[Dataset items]
## START
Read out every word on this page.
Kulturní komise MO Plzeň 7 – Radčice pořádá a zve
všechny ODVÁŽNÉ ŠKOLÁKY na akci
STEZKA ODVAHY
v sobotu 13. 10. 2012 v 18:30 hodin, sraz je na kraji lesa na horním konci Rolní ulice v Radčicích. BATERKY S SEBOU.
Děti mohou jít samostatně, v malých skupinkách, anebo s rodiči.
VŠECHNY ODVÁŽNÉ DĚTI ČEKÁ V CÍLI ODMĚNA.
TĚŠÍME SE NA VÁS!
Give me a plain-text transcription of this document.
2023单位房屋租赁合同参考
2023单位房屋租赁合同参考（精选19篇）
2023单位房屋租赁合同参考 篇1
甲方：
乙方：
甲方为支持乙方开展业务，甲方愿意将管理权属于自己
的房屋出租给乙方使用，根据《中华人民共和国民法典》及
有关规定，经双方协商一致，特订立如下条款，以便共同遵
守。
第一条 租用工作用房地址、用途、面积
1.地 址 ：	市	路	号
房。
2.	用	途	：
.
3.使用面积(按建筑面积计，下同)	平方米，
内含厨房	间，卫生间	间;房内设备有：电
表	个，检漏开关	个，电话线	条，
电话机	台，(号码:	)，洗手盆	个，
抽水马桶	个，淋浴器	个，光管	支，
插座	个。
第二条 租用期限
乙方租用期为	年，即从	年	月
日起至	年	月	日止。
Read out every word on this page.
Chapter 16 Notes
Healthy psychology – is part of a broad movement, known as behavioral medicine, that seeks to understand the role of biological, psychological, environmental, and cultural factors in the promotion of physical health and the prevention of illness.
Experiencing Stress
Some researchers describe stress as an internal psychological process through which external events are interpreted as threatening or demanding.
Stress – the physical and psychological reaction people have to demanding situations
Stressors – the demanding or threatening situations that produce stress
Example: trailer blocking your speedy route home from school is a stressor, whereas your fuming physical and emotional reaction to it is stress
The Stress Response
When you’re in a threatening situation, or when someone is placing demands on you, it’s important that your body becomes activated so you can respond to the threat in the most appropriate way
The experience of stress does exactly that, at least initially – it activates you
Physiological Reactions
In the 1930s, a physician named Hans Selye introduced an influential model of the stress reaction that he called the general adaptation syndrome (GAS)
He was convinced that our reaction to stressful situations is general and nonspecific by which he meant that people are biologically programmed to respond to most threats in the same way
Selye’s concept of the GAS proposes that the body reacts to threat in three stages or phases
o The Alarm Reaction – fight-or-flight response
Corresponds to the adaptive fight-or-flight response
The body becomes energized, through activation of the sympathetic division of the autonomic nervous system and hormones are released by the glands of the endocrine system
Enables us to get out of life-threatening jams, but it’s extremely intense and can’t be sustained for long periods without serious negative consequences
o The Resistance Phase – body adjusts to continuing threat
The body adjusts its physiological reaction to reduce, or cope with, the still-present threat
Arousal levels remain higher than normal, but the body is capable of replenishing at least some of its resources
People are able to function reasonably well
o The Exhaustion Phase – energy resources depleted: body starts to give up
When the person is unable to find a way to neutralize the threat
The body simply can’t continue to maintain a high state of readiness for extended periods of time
## END
Given exercise: Would you copy out each line exactly as written?

Response to this exercise:
Read out every word on this page.
Kulturní komise MO Plzeň 7 – Radčice pořádá a zve
všechny ODVÁŽNÉ ŠKOLÁKY na akci
STEZKA ODVAHY
v sobotu 13. 10. 2012 v 18:30 hodin, sraz je na kraji lesa na horním konci Rolní ulice v Radčicích. BATERKY S SEBOU.
Děti mohou jít samostatně, v malých skupinkách, anebo s rodiči.
VŠECHNY ODVÁŽNÉ DĚTI ČEKÁ V CÍLI ODMĚNA.
TĚŠÍME SE NA VÁS!
Give me a plain-text transcription of this document.
2023单位房屋租赁合同参考
2023单位房屋租赁合同参考（精选19篇）
2023单位房屋租赁合同参考 篇1
甲方：
乙方：
甲方为支持乙方开展业务，甲方愿意将管理权属于自己
的房屋出租给乙方使用，根据《中华人民共和国民法典》及
有关规定，经双方协商一致，特订立如下条款，以便共同遵
守。
第一条 租用工作用房地址、用途、面积
1.地 址 ：	市	路	号
房。
2.	用	途	：
.
3.使用面积(按建筑面积计，下同)	平方米，
内含厨房	间，卫生间	间;房内设备有：电
表	个，检漏开关	个，电话线	条，
电话机	台，(号码:	)，洗手盆	个，
抽水马桶	个，淋浴器	个，光管	支，
插座	个。
第二条 租用期限
乙方租用期为	年，即从	年	月
日起至	年	月	日止。
Read out every word on this page.
Chapter 16 Notes
Healthy psychology – is part of a broad movement, known as behavioral medicine, that seeks to understand the role of biological, psychological, environmental, and cultural factors in the promotion of physical health and the prevention of illness.
Experiencing Stress
Some researchers describe stress as an internal psychological process through which external events are interpreted as threatening or demanding.
Stress – the physical and psychological reaction people have to demanding situations
Stressors – the demanding or threatening situations that produce stress
Example: trailer blocking your speedy route home from school is a stressor, whereas your fuming physical and emotional reaction to it is stress
The Stress Response
When you’re in a threatening situation, or when someone is placing demands on you, it’s important that your body becomes activated so you can respond to the threat in the most appropriate way
The experience of stress does exactly that, at least initially – it activates you
Physiological Reactions
In the 1930s, a physician named Hans Selye introduced an influential model of the stress reaction that he called the general adaptation syndrome (GAS)
He was convinced that our reaction to stressful situations is general and nonspecific by which he meant that people are biologically programmed to respond to most threats in the same way
Selye’s concept of the GAS proposes that the body reacts to threat in three stages or phases
o The Alarm Reaction – fight-or-flight response
Corresponds to the adaptive fight-or-flight response
The body becomes energized, through activation of the sympathetic division of the autonomic nervous system and hormones are released by the glands of the endocrine system
Enables us to get out of life-threatening jams, but it’s extremely intense and can’t be sustained for long periods without serious negative consequences
o The Resistance Phase – body adjusts to continuing threat
The body adjusts its physiological reaction to reduce, or cope with, the still-present threat
Arousal levels remain higher than normal, but the body is capable of replenishing at least some of its resources
People are able to function reasonably well
o The Exhaustion Phase – energy resources depleted: body starts to give up
When the person is unable to find a way to neutralize the threat
The body simply can’t continue to maintain a high state of readiness for extended periods of time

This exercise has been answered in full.